>>
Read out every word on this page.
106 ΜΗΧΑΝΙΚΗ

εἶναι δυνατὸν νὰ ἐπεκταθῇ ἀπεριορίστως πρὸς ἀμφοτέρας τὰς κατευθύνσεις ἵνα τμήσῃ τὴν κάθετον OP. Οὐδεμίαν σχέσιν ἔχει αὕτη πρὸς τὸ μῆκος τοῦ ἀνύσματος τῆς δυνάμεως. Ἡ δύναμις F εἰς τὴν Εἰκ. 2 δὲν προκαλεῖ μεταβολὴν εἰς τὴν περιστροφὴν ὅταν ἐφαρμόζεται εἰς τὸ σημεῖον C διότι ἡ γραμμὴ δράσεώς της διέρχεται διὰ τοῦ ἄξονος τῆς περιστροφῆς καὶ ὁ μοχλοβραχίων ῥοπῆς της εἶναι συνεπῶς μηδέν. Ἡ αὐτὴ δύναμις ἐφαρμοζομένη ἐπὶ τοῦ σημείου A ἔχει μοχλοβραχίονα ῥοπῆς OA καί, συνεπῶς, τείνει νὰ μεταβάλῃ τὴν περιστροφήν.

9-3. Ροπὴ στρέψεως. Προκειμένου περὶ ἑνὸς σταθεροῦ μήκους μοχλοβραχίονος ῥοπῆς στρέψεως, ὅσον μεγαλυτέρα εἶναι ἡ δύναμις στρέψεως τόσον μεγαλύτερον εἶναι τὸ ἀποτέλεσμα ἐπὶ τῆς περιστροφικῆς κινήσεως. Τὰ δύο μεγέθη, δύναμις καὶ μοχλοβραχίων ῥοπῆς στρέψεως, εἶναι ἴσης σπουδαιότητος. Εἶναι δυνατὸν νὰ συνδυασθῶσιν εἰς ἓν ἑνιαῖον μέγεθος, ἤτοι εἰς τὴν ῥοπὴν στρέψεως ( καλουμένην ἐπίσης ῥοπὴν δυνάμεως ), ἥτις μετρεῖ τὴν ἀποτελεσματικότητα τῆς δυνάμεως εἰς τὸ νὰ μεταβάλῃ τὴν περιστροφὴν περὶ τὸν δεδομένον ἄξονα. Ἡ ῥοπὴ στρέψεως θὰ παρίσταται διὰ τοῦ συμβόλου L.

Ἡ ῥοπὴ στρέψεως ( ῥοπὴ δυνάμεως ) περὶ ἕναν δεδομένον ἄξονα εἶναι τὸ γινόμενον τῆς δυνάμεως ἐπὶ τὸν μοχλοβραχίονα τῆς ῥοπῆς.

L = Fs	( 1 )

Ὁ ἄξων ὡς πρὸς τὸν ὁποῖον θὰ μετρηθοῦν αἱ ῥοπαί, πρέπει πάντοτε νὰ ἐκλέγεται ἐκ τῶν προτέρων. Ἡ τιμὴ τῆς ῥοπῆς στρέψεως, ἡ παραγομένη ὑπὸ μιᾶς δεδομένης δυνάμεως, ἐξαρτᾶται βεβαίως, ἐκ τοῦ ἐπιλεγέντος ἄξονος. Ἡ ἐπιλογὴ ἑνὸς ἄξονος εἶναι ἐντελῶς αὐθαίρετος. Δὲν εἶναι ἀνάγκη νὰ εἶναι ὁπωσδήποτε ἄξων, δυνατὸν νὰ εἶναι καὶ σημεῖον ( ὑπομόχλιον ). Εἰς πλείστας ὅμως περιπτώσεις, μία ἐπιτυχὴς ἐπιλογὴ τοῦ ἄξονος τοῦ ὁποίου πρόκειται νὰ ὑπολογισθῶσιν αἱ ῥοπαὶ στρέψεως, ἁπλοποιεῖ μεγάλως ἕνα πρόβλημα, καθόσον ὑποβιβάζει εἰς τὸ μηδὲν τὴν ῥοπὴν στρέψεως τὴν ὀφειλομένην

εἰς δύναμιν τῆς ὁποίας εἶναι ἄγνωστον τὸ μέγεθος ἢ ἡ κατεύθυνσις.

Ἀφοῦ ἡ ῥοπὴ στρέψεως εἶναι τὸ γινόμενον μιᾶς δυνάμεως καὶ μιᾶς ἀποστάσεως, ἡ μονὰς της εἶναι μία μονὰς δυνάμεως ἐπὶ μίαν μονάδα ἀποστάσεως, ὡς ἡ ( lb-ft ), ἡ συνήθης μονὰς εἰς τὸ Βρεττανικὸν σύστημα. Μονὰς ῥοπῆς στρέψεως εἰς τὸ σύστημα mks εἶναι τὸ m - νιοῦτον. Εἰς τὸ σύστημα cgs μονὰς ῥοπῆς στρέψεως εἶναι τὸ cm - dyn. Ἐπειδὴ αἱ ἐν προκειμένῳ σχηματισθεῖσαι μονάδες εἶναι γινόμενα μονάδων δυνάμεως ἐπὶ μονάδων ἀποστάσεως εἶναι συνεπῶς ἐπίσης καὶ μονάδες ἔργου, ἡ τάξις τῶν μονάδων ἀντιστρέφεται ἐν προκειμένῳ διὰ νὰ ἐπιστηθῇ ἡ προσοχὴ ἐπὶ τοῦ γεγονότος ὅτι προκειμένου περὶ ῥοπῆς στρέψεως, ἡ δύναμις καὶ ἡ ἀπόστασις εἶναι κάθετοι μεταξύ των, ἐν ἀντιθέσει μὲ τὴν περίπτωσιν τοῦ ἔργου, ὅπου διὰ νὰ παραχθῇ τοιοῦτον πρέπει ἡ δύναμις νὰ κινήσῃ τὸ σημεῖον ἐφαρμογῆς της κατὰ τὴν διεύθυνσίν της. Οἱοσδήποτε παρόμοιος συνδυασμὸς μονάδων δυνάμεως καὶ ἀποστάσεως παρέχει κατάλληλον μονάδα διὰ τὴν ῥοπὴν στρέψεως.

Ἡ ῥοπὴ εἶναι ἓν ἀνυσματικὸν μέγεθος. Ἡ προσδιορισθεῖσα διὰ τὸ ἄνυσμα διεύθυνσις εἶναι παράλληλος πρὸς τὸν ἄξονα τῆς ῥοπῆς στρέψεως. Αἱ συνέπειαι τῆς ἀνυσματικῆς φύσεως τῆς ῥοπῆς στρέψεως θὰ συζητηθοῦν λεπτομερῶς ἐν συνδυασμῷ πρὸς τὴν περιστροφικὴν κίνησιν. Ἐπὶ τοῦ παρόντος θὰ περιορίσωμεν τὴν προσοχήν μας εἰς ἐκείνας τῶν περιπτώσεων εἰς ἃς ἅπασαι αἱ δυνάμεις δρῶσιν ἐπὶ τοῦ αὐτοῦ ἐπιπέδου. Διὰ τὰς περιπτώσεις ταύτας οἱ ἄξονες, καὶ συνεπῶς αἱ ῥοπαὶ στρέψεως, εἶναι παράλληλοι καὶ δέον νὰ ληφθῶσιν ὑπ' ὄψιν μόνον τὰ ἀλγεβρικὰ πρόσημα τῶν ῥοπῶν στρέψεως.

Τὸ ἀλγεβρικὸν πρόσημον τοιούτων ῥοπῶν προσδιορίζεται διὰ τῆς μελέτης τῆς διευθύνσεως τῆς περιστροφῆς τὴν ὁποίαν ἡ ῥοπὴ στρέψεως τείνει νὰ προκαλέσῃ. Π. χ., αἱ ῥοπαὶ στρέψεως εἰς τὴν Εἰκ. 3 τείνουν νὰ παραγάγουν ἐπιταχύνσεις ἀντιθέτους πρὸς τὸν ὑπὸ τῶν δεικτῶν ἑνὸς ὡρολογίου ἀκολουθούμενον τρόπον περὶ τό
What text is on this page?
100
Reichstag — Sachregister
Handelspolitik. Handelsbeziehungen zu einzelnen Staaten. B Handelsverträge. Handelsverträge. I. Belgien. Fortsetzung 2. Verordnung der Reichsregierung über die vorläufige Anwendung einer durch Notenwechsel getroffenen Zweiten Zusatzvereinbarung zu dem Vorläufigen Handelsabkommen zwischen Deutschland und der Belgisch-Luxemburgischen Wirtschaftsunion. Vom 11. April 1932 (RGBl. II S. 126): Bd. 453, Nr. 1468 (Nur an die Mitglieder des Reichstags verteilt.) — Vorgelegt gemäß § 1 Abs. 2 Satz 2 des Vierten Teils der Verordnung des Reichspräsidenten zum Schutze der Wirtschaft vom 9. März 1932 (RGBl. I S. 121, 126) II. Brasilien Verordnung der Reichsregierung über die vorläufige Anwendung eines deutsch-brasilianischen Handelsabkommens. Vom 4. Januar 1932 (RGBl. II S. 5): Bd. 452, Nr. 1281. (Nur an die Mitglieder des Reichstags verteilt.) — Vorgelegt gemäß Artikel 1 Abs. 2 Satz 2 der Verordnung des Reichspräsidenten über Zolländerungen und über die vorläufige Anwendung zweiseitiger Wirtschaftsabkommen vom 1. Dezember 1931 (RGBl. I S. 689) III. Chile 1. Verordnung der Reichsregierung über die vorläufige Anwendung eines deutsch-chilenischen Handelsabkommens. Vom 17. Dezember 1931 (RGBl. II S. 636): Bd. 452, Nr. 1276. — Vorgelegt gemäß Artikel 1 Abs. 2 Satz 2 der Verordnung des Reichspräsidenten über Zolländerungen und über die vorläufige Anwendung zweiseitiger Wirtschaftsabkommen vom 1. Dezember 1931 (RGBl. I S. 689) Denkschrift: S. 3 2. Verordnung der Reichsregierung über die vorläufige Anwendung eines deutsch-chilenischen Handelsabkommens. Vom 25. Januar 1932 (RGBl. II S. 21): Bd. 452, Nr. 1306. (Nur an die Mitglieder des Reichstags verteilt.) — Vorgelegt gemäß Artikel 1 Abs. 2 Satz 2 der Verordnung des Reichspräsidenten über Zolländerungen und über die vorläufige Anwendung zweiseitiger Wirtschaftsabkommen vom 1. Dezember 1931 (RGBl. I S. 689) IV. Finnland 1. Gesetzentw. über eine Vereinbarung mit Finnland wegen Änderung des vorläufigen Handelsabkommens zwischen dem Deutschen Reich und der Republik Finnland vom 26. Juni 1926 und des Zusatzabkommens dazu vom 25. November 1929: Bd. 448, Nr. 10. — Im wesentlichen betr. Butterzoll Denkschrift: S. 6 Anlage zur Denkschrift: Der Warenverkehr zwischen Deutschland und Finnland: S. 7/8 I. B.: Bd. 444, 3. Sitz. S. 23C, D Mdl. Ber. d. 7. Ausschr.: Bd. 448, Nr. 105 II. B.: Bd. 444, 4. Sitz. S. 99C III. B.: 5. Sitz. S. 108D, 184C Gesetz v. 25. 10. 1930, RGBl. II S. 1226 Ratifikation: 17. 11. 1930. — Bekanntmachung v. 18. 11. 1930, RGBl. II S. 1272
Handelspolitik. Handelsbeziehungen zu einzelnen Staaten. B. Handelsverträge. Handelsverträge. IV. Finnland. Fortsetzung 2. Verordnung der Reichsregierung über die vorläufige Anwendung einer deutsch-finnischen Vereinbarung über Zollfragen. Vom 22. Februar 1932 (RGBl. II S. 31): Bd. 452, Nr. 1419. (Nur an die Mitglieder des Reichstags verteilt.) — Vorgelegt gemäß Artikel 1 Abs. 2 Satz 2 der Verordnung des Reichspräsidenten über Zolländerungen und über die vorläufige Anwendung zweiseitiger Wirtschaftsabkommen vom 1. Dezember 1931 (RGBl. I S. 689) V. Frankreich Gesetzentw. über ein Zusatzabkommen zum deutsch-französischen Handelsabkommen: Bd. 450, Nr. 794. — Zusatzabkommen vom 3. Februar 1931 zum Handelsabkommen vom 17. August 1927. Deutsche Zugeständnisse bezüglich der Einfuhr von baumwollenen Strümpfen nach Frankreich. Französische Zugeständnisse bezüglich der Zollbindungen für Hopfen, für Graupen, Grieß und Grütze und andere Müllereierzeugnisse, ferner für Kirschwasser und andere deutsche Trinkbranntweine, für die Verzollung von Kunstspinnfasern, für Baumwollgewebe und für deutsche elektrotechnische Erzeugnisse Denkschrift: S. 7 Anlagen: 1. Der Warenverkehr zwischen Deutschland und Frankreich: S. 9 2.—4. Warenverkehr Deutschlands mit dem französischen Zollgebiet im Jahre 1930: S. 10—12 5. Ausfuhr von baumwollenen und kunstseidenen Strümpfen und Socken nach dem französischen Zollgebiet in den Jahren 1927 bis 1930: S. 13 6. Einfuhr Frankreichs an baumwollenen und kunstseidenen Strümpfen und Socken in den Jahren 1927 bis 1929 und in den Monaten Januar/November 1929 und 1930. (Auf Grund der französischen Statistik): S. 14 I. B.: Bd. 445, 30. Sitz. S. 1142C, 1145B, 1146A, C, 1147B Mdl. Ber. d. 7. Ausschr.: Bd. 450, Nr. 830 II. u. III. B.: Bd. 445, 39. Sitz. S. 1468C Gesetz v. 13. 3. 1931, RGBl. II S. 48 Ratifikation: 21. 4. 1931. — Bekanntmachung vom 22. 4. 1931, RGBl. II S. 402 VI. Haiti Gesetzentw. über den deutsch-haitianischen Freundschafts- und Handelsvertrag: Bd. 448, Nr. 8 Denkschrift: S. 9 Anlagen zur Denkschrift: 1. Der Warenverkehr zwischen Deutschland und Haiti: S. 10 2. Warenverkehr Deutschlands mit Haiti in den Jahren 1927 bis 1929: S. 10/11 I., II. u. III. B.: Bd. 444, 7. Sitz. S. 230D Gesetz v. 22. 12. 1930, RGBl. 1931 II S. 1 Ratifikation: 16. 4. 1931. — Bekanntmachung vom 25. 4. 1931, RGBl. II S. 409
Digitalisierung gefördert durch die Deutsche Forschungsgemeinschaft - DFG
<<
> Exercise requirements
Only lines with the word "περιστροφῆς" should be collected from the material.

> Written response
εἶναι δυνατὸν νὰ ἐπεκταθῇ ἀπεριορίστως πρὸς ἀμφοτέρας τὰς κατευθύνσεις ἵνα τμήσῃ τὴν κάθετον OP. Οὐδεμίαν σχέσιν ἔχει αὕτη πρὸς τὸ μῆκος τοῦ ἀνύσματος τῆς δυνάμεως. Ἡ δύναμις F εἰς τὴν Εἰκ. 2 δὲν προκαλεῖ μεταβολὴν εἰς τὴν περιστροφὴν ὅταν ἐφαρμόζεται εἰς τὸ σημεῖον C διότι ἡ γραμμὴ δράσεώς της διέρχεται διὰ τοῦ ἄξονος τῆς περιστροφῆς καὶ ὁ μοχλοβραχίων ῥοπῆς της εἶναι συνεπῶς μηδέν. Ἡ αὐτὴ δύναμις ἐφαρμοζομένη ἐπὶ τοῦ σημείου A ἔχει μοχλοβραχίονα ῥοπῆς OA καί, συνεπῶς, τείνει νὰ μεταβάλῃ τὴν περιστροφήν.
Τὸ ἀλγεβρικὸν πρόσημον τοιούτων ῥοπῶν προσδιορίζεται διὰ τῆς μελέτης τῆς διευθύνσεως τῆς περιστροφῆς τὴν ὁποίαν ἡ ῥοπὴ στρέψεως τείνει νὰ προκαλέσῃ. Π. χ., αἱ ῥοπαὶ στρέψεως εἰς τὴν Εἰκ. 3 τείνουν νὰ παραγάγουν ἐπιταχύνσεις ἀντιθέτους πρὸς τὸν ὑπὸ τῶν δεικτῶν ἑνὸς ὡρολογίου ἀκολουθούμενον τρόπον περὶ τό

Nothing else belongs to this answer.